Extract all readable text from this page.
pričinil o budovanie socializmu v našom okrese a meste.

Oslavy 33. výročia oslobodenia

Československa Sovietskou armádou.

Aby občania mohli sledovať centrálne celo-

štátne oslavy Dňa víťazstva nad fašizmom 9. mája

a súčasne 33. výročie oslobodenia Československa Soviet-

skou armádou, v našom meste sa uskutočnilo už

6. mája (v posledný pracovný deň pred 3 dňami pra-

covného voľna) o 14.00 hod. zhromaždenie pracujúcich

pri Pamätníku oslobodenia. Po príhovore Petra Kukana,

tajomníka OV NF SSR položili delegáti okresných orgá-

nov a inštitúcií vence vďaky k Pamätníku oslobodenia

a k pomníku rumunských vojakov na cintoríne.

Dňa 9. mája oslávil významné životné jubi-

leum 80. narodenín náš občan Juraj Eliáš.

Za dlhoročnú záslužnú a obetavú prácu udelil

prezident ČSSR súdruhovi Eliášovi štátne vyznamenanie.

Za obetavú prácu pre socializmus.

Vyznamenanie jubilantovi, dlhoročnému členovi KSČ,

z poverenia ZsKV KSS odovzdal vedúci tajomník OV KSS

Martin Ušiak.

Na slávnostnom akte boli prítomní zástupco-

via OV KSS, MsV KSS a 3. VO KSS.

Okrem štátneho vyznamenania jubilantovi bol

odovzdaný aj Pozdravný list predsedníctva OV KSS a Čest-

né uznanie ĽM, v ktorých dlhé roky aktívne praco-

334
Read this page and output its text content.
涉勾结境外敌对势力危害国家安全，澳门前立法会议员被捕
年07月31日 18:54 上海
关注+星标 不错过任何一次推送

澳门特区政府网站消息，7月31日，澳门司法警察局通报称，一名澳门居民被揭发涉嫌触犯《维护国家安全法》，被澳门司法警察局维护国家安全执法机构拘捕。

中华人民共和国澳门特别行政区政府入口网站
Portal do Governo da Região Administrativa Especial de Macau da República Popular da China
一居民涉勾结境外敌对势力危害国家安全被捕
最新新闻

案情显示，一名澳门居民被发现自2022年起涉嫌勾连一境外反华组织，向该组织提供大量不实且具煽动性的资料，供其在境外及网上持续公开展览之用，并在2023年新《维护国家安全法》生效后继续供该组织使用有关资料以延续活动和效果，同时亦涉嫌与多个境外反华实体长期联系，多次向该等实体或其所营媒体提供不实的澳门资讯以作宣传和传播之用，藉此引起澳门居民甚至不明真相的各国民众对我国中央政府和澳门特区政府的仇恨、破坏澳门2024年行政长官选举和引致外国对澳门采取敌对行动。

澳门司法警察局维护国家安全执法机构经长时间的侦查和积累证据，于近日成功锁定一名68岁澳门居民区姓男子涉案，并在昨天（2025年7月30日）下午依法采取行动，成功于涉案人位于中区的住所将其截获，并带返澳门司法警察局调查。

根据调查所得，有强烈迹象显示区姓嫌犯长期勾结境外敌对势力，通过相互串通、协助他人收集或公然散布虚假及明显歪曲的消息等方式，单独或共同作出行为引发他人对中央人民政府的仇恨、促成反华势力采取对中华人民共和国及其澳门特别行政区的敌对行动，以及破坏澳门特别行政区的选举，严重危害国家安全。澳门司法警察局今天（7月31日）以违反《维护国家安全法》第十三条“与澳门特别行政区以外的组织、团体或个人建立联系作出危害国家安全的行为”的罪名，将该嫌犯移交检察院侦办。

#### Aim of the task:
Retype the entries exactly, including every line.

#### Exercise result:
Extract all readable text from this page.
pričinil o budovanie socializmu v našom okrese a meste.

Oslavy 33. výročia oslobodenia

Československa Sovietskou armádou.

Aby občania mohli sledovať centrálne celo-

štátne oslavy Dňa víťazstva nad fašizmom 9. mája

a súčasne 33. výročie oslobodenia Československa Soviet-

skou armádou, v našom meste sa uskutočnilo už

6. mája (v posledný pracovný deň pred 3 dňami pra-

covného voľna) o 14.00 hod. zhromaždenie pracujúcich

pri Pamätníku oslobodenia. Po príhovore Petra Kukana,

tajomníka OV NF SSR položili delegáti okresných orgá-

nov a inštitúcií vence vďaky k Pamätníku oslobodenia

a k pomníku rumunských vojakov na cintoríne.

Dňa 9. mája oslávil významné životné jubi-

leum 80. narodenín náš občan Juraj Eliáš.

Za dlhoročnú záslužnú a obetavú prácu udelil

prezident ČSSR súdruhovi Eliášovi štátne vyznamenanie.

Za obetavú prácu pre socializmus.

Vyznamenanie jubilantovi, dlhoročnému členovi KSČ,

z poverenia ZsKV KSS odovzdal vedúci tajomník OV KSS

Martin Ušiak.

Na slávnostnom akte boli prítomní zástupco-

via OV KSS, MsV KSS a 3. VO KSS.

Okrem štátneho vyznamenania jubilantovi bol

odovzdaný aj Pozdravný list predsedníctva OV KSS a Čest-

né uznanie ĽM, v ktorých dlhé roky aktívne praco-

334
Read this page and output its text content.
涉勾结境外敌对势力危害国家安全，澳门前立法会议员被捕
年07月31日 18:54 上海
关注+星标 不错过任何一次推送

澳门特区政府网站消息，7月31日，澳门司法警察局通报称，一名澳门居民被揭发涉嫌触犯《维护国家安全法》，被澳门司法警察局维护国家安全执法机构拘捕。

中华人民共和国澳门特别行政区政府入口网站
Portal do Governo da Região Administrativa Especial de Macau da República Popular da China
一居民涉勾结境外敌对势力危害国家安全被捕
最新新闻

案情显示，一名澳门居民被发现自2022年起涉嫌勾连一境外反华组织，向该组织提供大量不实且具煽动性的资料，供其在境外及网上持续公开展览之用，并在2023年新《维护国家安全法》生效后继续供该组织使用有关资料以延续活动和效果，同时亦涉嫌与多个境外反华实体长期联系，多次向该等实体或其所营媒体提供不实的澳门资讯以作宣传和传播之用，藉此引起澳门居民甚至不明真相的各国民众对我国中央政府和澳门特区政府的仇恨、破坏澳门2024年行政长官选举和引致外国对澳门采取敌对行动。

澳门司法警察局维护国家安全执法机构经长时间的侦查和积累证据，于近日成功锁定一名68岁澳门居民区姓男子涉案，并在昨天（2025年7月30日）下午依法采取行动，成功于涉案人位于中区的住所将其截获，并带返澳门司法警察局调查。

根据调查所得，有强烈迹象显示区姓嫌犯长期勾结境外敌对势力，通过相互串通、协助他人收集或公然散布虚假及明显歪曲的消息等方式，单独或共同作出行为引发他人对中央人民政府的仇恨、促成反华势力采取对中华人民共和国及其澳门特别行政区的敌对行动，以及破坏澳门特别行政区的选举，严重危害国家安全。澳门司法警察局今天（7月31日）以违反《维护国家安全法》第十三条“与澳门特别行政区以外的组织、团体或个人建立联系作出危害国家安全的行为”的罪名，将该嫌犯移交检察院侦办。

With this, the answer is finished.